- [Your goal]: For the material that follows, list every line containing the word "MALIKPURA".
___ Data for this exercise
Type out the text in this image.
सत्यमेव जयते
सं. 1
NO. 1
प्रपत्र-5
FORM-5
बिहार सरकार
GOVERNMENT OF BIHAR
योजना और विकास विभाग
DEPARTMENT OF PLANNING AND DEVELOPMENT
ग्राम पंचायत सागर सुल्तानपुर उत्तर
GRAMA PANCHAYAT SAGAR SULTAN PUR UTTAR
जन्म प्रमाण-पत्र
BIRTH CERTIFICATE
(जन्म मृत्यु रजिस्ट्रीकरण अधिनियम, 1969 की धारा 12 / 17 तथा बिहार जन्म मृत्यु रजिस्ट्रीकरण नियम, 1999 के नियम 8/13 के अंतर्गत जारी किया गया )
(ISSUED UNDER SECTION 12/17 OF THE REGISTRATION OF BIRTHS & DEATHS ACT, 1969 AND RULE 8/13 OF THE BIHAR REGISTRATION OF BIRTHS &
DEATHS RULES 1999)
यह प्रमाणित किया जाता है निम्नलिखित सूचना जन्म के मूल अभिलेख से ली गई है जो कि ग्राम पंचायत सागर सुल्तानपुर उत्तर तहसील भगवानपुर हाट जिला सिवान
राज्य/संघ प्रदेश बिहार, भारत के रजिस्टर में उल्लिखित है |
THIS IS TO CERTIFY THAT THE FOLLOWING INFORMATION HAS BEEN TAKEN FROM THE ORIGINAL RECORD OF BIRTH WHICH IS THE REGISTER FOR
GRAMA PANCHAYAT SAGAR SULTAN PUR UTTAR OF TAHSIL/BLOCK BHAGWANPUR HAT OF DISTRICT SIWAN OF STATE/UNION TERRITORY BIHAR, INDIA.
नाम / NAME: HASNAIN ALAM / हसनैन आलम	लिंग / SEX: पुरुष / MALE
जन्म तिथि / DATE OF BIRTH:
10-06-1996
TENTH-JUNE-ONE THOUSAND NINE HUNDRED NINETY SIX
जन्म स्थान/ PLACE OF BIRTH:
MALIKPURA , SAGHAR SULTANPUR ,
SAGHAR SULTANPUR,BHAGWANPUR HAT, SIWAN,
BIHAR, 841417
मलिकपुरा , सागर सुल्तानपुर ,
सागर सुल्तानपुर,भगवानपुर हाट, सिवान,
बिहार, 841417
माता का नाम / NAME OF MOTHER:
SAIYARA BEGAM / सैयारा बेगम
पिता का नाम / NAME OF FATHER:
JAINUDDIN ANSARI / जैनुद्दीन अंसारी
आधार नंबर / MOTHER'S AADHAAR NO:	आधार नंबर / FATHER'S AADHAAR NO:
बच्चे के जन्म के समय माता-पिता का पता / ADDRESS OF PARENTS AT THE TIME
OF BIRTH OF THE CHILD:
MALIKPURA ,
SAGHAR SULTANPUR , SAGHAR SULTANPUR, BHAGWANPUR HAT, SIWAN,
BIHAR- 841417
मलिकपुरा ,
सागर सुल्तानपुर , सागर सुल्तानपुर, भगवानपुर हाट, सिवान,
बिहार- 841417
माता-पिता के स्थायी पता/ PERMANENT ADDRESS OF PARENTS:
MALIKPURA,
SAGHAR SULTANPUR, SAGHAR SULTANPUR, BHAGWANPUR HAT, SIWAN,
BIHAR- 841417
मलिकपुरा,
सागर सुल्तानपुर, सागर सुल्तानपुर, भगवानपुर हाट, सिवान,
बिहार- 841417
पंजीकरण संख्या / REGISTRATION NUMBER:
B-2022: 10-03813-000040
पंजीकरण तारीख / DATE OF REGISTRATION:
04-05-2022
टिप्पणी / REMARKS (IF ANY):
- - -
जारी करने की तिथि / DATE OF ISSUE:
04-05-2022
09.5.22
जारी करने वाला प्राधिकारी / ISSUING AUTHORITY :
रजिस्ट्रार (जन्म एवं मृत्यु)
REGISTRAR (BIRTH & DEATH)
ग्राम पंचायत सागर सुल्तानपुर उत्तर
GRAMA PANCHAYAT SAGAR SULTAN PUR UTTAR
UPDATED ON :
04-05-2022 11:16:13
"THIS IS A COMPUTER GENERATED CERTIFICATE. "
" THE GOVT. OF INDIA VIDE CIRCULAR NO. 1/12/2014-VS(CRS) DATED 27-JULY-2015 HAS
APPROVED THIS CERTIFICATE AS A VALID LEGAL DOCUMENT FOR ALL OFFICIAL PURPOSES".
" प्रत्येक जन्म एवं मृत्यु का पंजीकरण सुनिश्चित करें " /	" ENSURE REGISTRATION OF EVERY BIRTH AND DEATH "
______
- [Solution for this problem]:
MALIKPURA , SAGHAR SULTANPUR ,
MALIKPURA ,
MALIKPURA,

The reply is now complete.